** BEGIN Records for processing **
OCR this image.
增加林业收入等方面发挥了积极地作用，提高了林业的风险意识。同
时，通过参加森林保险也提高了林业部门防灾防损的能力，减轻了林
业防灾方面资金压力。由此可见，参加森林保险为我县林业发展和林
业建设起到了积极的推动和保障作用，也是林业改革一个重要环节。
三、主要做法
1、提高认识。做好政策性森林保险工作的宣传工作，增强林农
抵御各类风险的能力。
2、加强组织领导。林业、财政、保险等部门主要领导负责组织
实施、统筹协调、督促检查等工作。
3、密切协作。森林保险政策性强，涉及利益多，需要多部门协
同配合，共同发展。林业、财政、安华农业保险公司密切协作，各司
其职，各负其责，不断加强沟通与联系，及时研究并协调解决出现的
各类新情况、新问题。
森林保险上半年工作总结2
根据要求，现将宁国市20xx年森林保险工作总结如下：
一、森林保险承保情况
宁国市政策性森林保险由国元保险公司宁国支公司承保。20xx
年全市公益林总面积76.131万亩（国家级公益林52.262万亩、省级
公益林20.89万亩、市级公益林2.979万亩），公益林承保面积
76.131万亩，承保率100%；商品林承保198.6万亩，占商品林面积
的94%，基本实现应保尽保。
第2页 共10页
** END Records for processing **
Given task:
From the records above, extract every line exactly as it stands.

Task output:
OCR this image.
增加林业收入等方面发挥了积极地作用，提高了林业的风险意识。同
时，通过参加森林保险也提高了林业部门防灾防损的能力，减轻了林
业防灾方面资金压力。由此可见，参加森林保险为我县林业发展和林
业建设起到了积极的推动和保障作用，也是林业改革一个重要环节。
三、主要做法
1、提高认识。做好政策性森林保险工作的宣传工作，增强林农
抵御各类风险的能力。
2、加强组织领导。林业、财政、保险等部门主要领导负责组织
实施、统筹协调、督促检查等工作。
3、密切协作。森林保险政策性强，涉及利益多，需要多部门协
同配合，共同发展。林业、财政、安华农业保险公司密切协作，各司
其职，各负其责，不断加强沟通与联系，及时研究并协调解决出现的
各类新情况、新问题。
森林保险上半年工作总结2
根据要求，现将宁国市20xx年森林保险工作总结如下：
一、森林保险承保情况
宁国市政策性森林保险由国元保险公司宁国支公司承保。20xx
年全市公益林总面积76.131万亩（国家级公益林52.262万亩、省级
公益林20.89万亩、市级公益林2.979万亩），公益林承保面积
76.131万亩，承保率100%；商品林承保198.6万亩，占商品林面积
的94%，基本实现应保尽保。
第2页 共10页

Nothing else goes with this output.